Collected data entries
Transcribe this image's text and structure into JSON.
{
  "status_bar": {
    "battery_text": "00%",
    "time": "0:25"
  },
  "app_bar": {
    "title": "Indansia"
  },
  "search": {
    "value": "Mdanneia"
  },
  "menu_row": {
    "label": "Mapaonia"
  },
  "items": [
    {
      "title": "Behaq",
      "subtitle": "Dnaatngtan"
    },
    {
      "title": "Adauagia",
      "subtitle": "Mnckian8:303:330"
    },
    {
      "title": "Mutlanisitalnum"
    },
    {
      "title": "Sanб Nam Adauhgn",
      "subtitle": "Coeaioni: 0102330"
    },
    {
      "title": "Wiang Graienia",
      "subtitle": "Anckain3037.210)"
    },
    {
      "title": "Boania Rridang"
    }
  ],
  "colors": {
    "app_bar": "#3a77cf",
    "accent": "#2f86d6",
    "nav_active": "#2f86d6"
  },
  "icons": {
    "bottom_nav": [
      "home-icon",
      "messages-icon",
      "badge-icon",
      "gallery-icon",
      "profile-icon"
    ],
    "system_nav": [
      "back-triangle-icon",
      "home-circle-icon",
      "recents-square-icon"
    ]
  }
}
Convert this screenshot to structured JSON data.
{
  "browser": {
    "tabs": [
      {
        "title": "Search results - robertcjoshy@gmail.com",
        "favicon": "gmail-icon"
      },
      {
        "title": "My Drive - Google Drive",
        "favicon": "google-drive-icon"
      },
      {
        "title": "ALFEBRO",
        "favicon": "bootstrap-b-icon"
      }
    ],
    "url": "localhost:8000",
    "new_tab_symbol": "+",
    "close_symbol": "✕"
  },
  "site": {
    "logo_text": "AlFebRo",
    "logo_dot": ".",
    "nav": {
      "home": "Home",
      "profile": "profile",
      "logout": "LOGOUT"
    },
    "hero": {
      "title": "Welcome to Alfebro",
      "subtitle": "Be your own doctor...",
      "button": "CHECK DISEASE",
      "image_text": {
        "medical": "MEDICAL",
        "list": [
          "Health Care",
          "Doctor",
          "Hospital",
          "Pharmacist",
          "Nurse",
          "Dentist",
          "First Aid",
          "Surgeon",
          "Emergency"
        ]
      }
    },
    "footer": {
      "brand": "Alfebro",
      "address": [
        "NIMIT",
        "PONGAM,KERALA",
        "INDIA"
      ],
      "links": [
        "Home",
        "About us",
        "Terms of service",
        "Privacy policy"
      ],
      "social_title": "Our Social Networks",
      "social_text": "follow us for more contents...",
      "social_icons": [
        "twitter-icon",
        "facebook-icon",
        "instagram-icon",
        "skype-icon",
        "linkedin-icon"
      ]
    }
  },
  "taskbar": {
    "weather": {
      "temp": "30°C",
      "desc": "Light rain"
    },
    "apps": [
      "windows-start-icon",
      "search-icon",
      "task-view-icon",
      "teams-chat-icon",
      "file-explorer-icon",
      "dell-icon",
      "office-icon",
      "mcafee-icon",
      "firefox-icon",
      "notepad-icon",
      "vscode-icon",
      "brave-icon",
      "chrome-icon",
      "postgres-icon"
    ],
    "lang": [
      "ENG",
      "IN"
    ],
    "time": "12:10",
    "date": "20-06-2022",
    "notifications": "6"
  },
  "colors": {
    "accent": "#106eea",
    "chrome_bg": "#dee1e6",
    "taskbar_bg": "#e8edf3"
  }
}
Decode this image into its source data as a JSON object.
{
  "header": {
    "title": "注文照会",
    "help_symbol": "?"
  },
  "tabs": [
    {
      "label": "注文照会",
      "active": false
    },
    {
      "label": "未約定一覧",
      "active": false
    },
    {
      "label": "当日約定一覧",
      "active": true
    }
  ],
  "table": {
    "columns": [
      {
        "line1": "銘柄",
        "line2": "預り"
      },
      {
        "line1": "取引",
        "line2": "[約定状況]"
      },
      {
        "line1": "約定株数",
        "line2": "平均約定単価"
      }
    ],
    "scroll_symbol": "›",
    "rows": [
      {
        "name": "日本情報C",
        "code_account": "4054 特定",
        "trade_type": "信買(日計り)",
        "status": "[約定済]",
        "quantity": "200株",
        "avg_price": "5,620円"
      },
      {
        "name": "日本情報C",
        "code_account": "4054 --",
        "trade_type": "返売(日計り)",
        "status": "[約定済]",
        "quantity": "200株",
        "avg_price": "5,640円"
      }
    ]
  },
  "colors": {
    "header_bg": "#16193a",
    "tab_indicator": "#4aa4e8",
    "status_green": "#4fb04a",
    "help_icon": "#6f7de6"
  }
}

* _What you will do_:
Gather from the entries above all lines that include the string "label".

* _Result for this exercise_:
    "label": "Mapaonia"
      "label": "注文照会",
      "label": "未約定一覧",
      "label": "当日約定一覧",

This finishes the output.